### Stored data

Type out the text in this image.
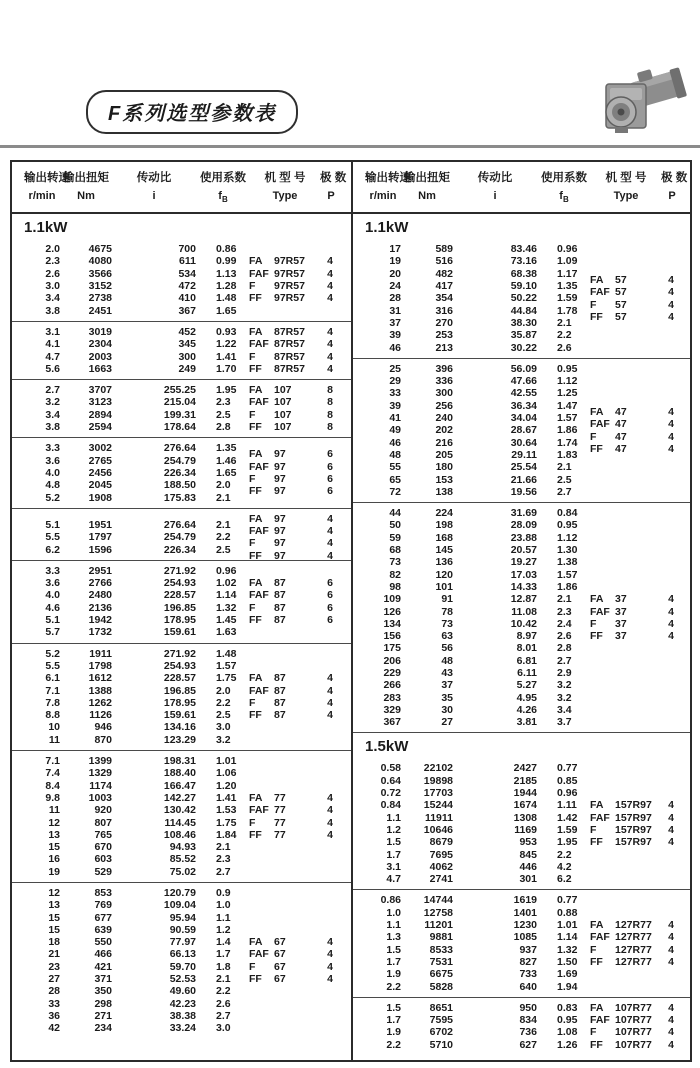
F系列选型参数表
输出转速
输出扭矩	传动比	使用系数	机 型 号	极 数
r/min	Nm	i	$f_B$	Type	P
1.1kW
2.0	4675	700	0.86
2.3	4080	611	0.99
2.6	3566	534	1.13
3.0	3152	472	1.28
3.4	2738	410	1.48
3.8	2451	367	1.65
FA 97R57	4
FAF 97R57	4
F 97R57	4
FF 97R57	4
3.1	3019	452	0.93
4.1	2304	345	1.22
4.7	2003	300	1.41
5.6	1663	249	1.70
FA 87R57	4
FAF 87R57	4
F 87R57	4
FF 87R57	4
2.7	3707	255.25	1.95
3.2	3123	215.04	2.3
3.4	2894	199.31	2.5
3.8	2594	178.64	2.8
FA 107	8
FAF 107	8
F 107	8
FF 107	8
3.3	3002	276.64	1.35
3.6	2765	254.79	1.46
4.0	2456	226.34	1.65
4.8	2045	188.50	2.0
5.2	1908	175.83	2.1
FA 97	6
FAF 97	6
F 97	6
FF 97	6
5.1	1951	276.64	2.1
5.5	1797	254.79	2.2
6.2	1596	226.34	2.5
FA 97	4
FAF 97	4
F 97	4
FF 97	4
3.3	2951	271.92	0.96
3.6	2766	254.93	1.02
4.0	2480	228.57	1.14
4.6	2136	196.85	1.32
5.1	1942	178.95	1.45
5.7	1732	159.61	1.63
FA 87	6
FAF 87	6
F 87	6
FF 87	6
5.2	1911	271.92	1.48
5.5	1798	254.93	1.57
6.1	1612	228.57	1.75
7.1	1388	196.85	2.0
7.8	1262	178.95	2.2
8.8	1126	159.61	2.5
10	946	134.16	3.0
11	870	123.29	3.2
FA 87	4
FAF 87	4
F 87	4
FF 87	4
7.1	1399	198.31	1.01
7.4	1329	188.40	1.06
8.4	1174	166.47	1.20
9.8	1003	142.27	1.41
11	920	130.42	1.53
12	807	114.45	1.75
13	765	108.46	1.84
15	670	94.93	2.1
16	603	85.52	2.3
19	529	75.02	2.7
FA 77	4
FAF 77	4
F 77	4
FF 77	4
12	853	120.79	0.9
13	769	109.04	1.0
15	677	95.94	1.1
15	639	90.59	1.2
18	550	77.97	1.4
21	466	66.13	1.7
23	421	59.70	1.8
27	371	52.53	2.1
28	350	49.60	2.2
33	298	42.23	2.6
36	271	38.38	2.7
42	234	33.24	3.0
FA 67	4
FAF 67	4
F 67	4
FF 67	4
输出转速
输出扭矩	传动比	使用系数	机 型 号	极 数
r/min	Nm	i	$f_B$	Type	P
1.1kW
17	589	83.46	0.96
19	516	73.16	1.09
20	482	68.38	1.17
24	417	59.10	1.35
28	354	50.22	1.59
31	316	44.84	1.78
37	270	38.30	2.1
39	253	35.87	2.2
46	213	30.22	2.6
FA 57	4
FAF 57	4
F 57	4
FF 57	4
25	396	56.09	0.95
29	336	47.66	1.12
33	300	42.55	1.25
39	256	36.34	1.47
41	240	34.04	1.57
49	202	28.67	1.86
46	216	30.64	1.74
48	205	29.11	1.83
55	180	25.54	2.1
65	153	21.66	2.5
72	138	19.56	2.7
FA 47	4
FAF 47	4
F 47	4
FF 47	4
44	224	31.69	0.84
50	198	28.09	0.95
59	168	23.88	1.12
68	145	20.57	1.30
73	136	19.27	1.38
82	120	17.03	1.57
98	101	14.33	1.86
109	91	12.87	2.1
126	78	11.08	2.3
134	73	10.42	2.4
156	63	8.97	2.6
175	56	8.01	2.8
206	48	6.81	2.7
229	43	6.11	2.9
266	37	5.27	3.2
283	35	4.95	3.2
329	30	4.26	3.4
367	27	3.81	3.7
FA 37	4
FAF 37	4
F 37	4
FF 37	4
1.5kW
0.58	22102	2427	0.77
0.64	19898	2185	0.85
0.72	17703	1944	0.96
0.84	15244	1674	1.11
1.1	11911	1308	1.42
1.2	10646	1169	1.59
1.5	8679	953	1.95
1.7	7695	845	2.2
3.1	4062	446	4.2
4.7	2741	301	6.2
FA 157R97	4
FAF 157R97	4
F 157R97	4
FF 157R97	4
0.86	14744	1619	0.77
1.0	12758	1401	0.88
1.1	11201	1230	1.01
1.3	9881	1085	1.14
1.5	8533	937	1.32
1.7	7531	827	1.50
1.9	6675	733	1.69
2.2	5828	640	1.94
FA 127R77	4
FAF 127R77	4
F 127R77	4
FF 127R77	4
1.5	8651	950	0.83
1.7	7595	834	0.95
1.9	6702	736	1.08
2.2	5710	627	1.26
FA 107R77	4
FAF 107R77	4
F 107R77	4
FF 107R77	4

==

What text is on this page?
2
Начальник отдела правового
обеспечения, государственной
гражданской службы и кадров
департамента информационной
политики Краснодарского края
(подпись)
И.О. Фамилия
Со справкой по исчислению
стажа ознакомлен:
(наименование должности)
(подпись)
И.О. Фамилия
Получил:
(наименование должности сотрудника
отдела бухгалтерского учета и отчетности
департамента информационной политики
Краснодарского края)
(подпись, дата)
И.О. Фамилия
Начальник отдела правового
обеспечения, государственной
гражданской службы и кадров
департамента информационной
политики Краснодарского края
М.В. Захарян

### What this task involves
Each line holding "должности" must be found and copied.

### Answer to the task
(наименование должности)
(наименование должности сотрудника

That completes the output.